Dataset extract start

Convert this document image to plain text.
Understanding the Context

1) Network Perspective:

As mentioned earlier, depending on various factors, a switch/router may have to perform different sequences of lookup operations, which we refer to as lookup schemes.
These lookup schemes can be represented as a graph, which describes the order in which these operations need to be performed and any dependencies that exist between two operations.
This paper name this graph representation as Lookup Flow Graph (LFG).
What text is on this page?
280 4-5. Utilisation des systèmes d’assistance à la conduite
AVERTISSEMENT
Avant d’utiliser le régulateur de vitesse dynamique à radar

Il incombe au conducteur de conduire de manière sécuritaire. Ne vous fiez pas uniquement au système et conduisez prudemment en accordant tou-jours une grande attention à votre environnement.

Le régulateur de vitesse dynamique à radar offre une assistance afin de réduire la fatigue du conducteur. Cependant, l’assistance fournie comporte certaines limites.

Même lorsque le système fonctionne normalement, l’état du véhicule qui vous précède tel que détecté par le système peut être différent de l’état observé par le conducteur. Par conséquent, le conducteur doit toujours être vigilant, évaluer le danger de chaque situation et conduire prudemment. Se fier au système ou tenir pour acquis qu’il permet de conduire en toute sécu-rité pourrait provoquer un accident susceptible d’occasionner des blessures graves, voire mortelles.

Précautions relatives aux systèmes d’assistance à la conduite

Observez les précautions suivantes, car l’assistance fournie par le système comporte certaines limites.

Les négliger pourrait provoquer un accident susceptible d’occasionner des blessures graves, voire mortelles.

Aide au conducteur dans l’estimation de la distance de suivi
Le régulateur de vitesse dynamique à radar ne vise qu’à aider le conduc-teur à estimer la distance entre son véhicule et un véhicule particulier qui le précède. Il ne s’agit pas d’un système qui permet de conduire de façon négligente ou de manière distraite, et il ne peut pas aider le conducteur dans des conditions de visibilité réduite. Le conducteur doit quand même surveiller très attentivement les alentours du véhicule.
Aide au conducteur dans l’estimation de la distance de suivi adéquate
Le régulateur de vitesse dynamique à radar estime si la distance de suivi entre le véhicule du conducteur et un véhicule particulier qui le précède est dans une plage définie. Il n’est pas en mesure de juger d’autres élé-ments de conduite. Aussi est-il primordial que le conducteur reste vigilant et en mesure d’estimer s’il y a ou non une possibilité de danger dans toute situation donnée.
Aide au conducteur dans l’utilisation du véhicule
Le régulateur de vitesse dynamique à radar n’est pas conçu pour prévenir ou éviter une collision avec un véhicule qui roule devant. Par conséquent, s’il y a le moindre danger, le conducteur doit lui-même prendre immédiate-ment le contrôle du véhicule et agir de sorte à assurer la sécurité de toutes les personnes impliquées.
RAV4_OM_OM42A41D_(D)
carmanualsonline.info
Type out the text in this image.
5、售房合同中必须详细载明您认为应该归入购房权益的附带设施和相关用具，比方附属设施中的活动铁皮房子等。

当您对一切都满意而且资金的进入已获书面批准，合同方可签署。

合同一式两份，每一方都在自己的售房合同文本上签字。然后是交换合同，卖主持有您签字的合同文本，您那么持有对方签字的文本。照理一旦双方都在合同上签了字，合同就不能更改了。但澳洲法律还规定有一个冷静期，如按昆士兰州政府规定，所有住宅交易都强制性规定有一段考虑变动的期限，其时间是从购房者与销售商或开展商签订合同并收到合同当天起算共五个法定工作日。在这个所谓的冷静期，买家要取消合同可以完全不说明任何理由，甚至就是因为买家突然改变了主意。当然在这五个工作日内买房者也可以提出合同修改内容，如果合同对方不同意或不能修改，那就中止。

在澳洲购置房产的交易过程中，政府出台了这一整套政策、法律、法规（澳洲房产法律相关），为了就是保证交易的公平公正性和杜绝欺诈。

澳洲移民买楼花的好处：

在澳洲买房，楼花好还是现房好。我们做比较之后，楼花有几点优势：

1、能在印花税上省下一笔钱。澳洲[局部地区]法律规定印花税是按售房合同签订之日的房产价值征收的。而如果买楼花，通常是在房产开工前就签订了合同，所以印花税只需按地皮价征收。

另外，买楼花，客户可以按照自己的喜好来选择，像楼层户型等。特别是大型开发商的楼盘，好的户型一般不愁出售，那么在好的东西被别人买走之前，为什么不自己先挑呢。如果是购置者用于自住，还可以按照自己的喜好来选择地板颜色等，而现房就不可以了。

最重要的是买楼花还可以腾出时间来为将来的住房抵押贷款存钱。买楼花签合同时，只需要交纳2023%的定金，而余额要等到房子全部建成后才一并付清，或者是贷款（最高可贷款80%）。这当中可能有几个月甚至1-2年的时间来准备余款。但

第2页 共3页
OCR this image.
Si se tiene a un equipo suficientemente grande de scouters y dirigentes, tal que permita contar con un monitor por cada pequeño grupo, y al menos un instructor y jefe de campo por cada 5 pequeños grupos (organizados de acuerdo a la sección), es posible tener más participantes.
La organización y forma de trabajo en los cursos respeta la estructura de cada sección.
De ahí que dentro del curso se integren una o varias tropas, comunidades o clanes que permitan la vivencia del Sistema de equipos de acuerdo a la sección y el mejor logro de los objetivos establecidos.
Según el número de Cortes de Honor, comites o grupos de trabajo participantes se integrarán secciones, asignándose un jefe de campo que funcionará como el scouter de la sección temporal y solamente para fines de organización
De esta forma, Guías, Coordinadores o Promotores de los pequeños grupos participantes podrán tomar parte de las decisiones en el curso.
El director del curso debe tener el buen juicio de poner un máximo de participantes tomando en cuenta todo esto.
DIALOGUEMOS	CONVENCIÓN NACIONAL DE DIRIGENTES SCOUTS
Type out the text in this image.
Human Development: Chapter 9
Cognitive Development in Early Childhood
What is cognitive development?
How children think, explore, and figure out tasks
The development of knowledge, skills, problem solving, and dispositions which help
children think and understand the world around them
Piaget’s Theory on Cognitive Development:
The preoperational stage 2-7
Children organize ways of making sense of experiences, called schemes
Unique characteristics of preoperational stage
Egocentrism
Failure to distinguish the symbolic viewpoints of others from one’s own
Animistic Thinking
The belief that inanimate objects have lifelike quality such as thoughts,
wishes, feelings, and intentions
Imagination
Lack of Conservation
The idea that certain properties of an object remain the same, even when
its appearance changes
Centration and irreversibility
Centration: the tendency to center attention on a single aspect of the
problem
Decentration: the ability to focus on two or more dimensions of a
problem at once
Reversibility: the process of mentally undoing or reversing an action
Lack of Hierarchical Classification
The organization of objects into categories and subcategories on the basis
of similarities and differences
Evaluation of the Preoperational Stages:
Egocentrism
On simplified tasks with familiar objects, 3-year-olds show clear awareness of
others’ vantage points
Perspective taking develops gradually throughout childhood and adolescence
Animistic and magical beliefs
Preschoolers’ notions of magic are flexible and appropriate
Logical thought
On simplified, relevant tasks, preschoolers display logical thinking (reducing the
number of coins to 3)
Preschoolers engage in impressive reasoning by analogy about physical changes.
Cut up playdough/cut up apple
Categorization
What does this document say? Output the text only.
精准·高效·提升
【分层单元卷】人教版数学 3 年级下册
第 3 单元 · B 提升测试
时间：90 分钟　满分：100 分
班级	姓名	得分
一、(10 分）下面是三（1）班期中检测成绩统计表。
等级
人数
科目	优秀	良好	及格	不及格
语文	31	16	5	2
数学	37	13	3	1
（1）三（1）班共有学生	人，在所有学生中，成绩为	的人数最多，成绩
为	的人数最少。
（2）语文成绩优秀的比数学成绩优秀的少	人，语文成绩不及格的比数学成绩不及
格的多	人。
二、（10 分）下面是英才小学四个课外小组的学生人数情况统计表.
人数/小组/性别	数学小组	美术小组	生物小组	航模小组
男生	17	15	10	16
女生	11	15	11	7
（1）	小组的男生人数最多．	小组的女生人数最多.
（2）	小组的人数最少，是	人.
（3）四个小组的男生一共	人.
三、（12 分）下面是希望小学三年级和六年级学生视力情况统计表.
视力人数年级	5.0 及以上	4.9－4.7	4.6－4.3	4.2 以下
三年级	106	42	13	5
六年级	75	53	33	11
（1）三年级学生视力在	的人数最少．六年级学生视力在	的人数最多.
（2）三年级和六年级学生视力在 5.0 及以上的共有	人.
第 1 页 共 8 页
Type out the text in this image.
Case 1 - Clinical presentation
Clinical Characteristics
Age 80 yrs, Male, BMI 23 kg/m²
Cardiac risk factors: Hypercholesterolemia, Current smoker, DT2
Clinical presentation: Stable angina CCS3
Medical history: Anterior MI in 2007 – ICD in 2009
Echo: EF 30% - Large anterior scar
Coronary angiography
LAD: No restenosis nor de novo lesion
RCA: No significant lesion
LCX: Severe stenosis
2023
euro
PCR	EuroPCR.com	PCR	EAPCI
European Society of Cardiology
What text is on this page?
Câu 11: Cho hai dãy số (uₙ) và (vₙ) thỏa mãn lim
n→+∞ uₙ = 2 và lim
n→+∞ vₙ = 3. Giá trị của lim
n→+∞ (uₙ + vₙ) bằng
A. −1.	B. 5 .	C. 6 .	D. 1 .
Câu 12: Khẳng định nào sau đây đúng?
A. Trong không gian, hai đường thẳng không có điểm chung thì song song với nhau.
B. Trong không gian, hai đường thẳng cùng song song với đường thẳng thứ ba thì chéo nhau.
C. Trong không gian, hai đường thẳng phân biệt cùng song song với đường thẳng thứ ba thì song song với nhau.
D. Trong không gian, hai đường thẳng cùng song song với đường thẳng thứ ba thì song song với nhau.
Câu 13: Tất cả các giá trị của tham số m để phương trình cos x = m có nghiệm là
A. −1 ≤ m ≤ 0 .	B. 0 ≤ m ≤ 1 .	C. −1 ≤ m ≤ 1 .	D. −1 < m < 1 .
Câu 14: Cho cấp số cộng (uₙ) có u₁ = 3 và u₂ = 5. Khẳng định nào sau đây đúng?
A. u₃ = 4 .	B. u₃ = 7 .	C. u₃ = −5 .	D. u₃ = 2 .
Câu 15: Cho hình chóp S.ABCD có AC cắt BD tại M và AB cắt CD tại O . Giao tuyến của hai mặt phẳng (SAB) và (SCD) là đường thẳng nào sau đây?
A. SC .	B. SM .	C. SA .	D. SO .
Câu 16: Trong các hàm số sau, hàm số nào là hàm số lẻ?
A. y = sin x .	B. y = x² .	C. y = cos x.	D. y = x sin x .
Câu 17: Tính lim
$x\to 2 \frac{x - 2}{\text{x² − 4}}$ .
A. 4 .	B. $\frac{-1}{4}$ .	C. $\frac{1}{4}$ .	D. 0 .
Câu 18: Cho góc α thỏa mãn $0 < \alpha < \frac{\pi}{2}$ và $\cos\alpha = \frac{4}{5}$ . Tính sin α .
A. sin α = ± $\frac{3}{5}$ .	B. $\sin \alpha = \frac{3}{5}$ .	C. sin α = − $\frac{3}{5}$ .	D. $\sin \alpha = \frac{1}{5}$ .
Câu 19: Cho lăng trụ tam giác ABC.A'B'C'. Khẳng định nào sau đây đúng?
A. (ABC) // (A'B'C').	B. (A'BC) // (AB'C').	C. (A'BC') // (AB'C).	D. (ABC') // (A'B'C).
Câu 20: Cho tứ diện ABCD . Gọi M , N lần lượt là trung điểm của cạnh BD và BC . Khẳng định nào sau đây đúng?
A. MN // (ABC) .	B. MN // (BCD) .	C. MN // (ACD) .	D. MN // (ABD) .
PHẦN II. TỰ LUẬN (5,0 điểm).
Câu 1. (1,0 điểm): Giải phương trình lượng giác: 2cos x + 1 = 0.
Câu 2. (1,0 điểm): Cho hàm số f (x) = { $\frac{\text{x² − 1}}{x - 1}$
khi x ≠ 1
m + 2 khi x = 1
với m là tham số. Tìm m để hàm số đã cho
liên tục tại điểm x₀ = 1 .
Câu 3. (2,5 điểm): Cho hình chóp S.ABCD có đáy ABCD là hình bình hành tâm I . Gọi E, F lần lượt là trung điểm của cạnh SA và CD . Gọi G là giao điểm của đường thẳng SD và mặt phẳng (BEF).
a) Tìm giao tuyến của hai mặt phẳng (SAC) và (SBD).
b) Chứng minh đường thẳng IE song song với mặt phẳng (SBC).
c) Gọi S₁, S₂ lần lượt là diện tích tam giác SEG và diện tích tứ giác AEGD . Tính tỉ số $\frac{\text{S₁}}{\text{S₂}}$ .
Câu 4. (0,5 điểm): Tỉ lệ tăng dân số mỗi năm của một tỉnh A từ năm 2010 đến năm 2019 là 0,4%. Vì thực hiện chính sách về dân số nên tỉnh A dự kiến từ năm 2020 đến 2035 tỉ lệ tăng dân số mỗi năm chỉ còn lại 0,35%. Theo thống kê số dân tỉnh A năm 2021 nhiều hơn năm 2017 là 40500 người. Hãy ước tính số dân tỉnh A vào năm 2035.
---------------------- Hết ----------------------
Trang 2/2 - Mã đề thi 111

Dataset extract end

§ Stated task:
Going through the entries above, tally each line that has the word "assistance". Answer with the number only.

§ Solution:
4